**Requirements**
Copy the entries below exactly. Images do not belong in the copy.

* begin Supplied data *

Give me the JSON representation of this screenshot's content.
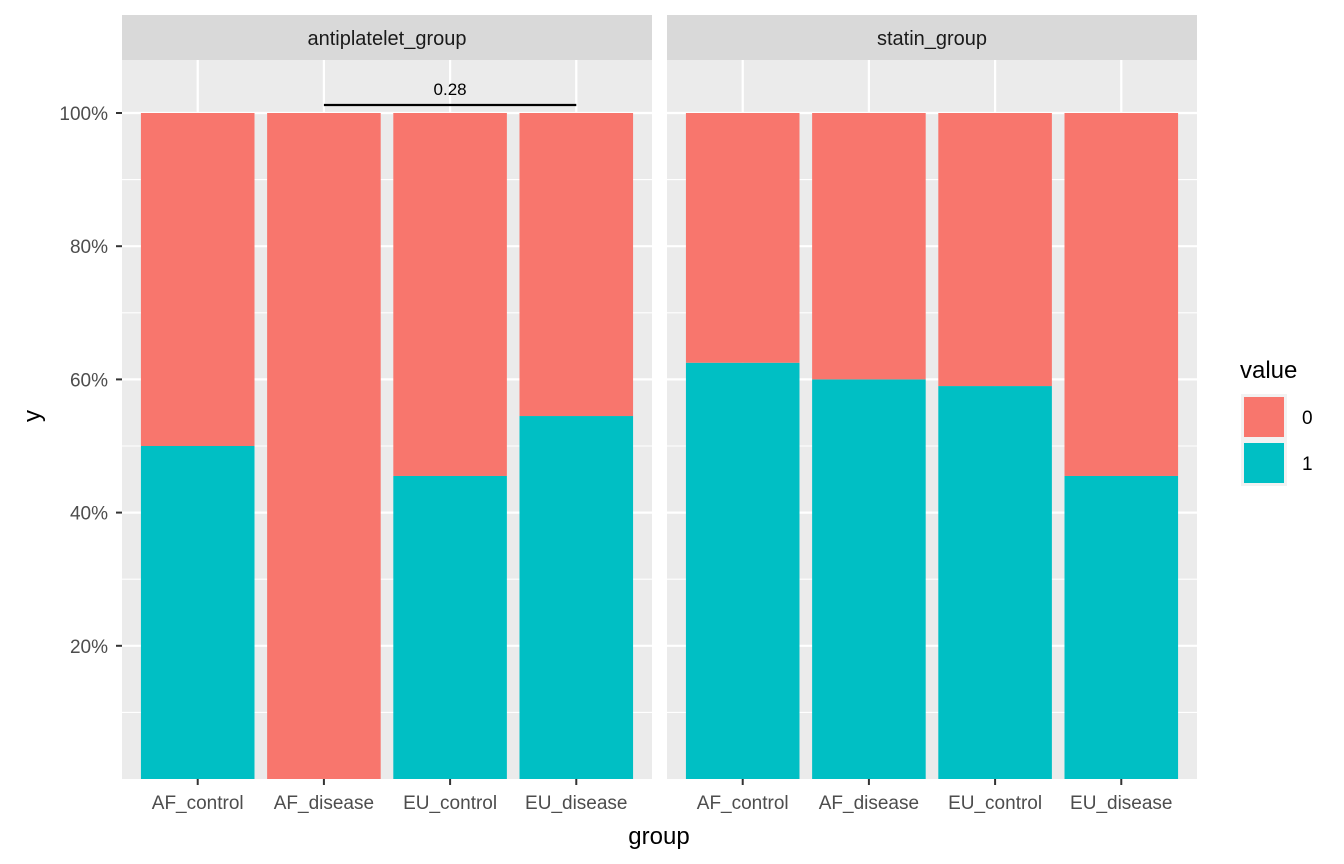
{
  "chart_data": {
    "type": "bar",
    "stacked": true,
    "title": "",
    "xlabel": "group",
    "ylabel": "y",
    "ylim": [
      0,
      1.1
    ],
    "y_ticks": [
      0.2,
      0.4,
      0.6,
      0.8,
      1.0
    ],
    "y_tick_labels": [
      "20%",
      "40%",
      "60%",
      "80%",
      "100%"
    ],
    "categories": [
      "AF_control",
      "AF_disease",
      "EU_control",
      "EU_disease"
    ],
    "legend": {
      "title": "value",
      "position": "right",
      "entries": [
        {
          "label": "0",
          "color": "#F8766D"
        },
        {
          "label": "1",
          "color": "#00BFC4"
        }
      ]
    },
    "facets": [
      {
        "label": "antiplatelet_group",
        "series": [
          {
            "name": "1",
            "color": "#00BFC4",
            "values": [
              0.5,
              0.0,
              0.455,
              0.545
            ]
          },
          {
            "name": "0",
            "color": "#F8766D",
            "values": [
              0.5,
              1.0,
              0.545,
              0.455
            ]
          }
        ],
        "annotation": {
          "from": "AF_disease",
          "to": "EU_disease",
          "y": 1.012,
          "label": "0.28"
        }
      },
      {
        "label": "statin_group",
        "series": [
          {
            "name": "1",
            "color": "#00BFC4",
            "values": [
              0.625,
              0.6,
              0.59,
              0.455
            ]
          },
          {
            "name": "0",
            "color": "#F8766D",
            "values": [
              0.375,
              0.4,
              0.41,
              0.545
            ]
          }
        ],
        "annotation": null
      }
    ]
  }
}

* end Supplied data *

**Result**
Give me the JSON representation of this screenshot's content.
{
  "chart_data": {
    "type": "bar",
    "stacked": true,
    "title": "",
    "xlabel": "group",
    "ylabel": "y",
    "ylim": [
      0,
      1.1
    ],
    "y_ticks": [
      0.2,
      0.4,
      0.6,
      0.8,
      1.0
    ],
    "y_tick_labels": [
      "20%",
      "40%",
      "60%",
      "80%",
      "100%"
    ],
    "categories": [
      "AF_control",
      "AF_disease",
      "EU_control",
      "EU_disease"
    ],
    "legend": {
      "title": "value",
      "position": "right",
      "entries": [
        {
          "label": "0",
          "color": "#F8766D"
        },
        {
          "label": "1",
          "color": "#00BFC4"
        }
      ]
    },
    "facets": [
      {
        "label": "antiplatelet_group",
        "series": [
          {
            "name": "1",
            "color": "#00BFC4",
            "values": [
              0.5,
              0.0,
              0.455,
              0.545
            ]
          },
          {
            "name": "0",
            "color": "#F8766D",
            "values": [
              0.5,
              1.0,
              0.545,
              0.455
            ]
          }
        ],
        "annotation": {
          "from": "AF_disease",
          "to": "EU_disease",
          "y": 1.012,
          "label": "0.28"
        }
      },
      {
        "label": "statin_group",
        "series": [
          {
            "name": "1",
            "color": "#00BFC4",
            "values": [
              0.625,
              0.6,
              0.59,
              0.455
            ]
          },
          {
            "name": "0",
            "color": "#F8766D",
            "values": [
              0.375,
              0.4,
              0.41,
              0.545
            ]
          }
        ],
        "annotation": null
      }
    ]
  }
}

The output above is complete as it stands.